Reproduce all entries precisely as they are written.

****************************************

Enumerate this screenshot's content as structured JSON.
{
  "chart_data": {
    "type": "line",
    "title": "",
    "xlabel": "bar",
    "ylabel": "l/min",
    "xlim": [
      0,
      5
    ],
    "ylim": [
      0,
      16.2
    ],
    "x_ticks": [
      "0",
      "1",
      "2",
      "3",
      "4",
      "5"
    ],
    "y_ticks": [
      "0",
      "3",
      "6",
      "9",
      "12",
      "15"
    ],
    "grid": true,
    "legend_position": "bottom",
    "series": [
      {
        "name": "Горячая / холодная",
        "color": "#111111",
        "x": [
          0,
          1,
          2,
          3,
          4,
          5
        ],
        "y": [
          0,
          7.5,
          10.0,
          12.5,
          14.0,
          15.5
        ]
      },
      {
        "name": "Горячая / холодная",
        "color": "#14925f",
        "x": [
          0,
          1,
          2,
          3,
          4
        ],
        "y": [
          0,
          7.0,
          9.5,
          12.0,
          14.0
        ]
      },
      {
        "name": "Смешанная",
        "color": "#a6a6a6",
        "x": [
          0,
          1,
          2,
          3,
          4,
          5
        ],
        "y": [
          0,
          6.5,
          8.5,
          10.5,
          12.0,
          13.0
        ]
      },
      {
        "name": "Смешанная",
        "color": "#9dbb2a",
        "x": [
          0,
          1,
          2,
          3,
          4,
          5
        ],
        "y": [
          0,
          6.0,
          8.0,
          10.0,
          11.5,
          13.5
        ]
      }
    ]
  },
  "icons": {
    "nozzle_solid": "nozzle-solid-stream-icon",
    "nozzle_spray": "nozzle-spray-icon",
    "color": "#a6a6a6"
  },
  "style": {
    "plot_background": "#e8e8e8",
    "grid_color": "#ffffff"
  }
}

****************************************

(Response to the task)
Enumerate this screenshot's content as structured JSON.
{
  "chart_data": {
    "type": "line",
    "title": "",
    "xlabel": "bar",
    "ylabel": "l/min",
    "xlim": [
      0,
      5
    ],
    "ylim": [
      0,
      16.2
    ],
    "x_ticks": [
      "0",
      "1",
      "2",
      "3",
      "4",
      "5"
    ],
    "y_ticks": [
      "0",
      "3",
      "6",
      "9",
      "12",
      "15"
    ],
    "grid": true,
    "legend_position": "bottom",
    "series": [
      {
        "name": "Горячая / холодная",
        "color": "#111111",
        "x": [
          0,
          1,
          2,
          3,
          4,
          5
        ],
        "y": [
          0,
          7.5,
          10.0,
          12.5,
          14.0,
          15.5
        ]
      },
      {
        "name": "Горячая / холодная",
        "color": "#14925f",
        "x": [
          0,
          1,
          2,
          3,
          4
        ],
        "y": [
          0,
          7.0,
          9.5,
          12.0,
          14.0
        ]
      },
      {
        "name": "Смешанная",
        "color": "#a6a6a6",
        "x": [
          0,
          1,
          2,
          3,
          4,
          5
        ],
        "y": [
          0,
          6.5,
          8.5,
          10.5,
          12.0,
          13.0
        ]
      },
      {
        "name": "Смешанная",
        "color": "#9dbb2a",
        "x": [
          0,
          1,
          2,
          3,
          4,
          5
        ],
        "y": [
          0,
          6.0,
          8.0,
          10.0,
          11.5,
          13.5
        ]
      }
    ]
  },
  "icons": {
    "nozzle_solid": "nozzle-solid-stream-icon",
    "nozzle_spray": "nozzle-spray-icon",
    "color": "#a6a6a6"
  },
  "style": {
    "plot_background": "#e8e8e8",
    "grid_color": "#ffffff"
  }
}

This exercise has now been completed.